• [Problem to work on]
Restate, word for word, all of the material shown below.

── Records provided

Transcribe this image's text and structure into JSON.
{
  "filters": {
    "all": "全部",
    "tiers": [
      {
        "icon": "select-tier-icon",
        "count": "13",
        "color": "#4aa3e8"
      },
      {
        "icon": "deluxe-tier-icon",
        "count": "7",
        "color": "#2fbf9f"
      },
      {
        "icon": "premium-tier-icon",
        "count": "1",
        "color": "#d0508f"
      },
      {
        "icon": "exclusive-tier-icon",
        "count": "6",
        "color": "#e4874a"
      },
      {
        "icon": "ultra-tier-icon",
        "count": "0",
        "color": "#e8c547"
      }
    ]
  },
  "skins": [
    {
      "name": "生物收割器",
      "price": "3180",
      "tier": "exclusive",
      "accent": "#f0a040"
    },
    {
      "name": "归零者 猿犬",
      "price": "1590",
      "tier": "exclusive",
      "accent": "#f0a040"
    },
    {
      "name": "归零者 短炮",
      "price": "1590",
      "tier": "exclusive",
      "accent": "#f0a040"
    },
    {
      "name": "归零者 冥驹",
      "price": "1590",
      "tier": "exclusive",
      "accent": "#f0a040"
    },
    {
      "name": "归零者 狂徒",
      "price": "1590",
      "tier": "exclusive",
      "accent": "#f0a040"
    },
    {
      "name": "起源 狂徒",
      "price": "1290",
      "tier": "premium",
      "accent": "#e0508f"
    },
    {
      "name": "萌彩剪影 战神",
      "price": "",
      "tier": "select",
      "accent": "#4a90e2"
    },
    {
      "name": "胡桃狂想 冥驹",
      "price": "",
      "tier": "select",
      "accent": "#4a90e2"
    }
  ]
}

────

• [Reply to the task]
Transcribe this image's text and structure into JSON.
{
  "filters": {
    "all": "全部",
    "tiers": [
      {
        "icon": "select-tier-icon",
        "count": "13",
        "color": "#4aa3e8"
      },
      {
        "icon": "deluxe-tier-icon",
        "count": "7",
        "color": "#2fbf9f"
      },
      {
        "icon": "premium-tier-icon",
        "count": "1",
        "color": "#d0508f"
      },
      {
        "icon": "exclusive-tier-icon",
        "count": "6",
        "color": "#e4874a"
      },
      {
        "icon": "ultra-tier-icon",
        "count": "0",
        "color": "#e8c547"
      }
    ]
  },
  "skins": [
    {
      "name": "生物收割器",
      "price": "3180",
      "tier": "exclusive",
      "accent": "#f0a040"
    },
    {
      "name": "归零者 猿犬",
      "price": "1590",
      "tier": "exclusive",
      "accent": "#f0a040"
    },
    {
      "name": "归零者 短炮",
      "price": "1590",
      "tier": "exclusive",
      "accent": "#f0a040"
    },
    {
      "name": "归零者 冥驹",
      "price": "1590",
      "tier": "exclusive",
      "accent": "#f0a040"
    },
    {
      "name": "归零者 狂徒",
      "price": "1590",
      "tier": "exclusive",
      "accent": "#f0a040"
    },
    {
      "name": "起源 狂徒",
      "price": "1290",
      "tier": "premium",
      "accent": "#e0508f"
    },
    {
      "name": "萌彩剪影 战神",
      "price": "",
      "tier": "select",
      "accent": "#4a90e2"
    },
    {
      "name": "胡桃狂想 冥驹",
      "price": "",
      "tier": "select",
      "accent": "#4a90e2"
    }
  ]
}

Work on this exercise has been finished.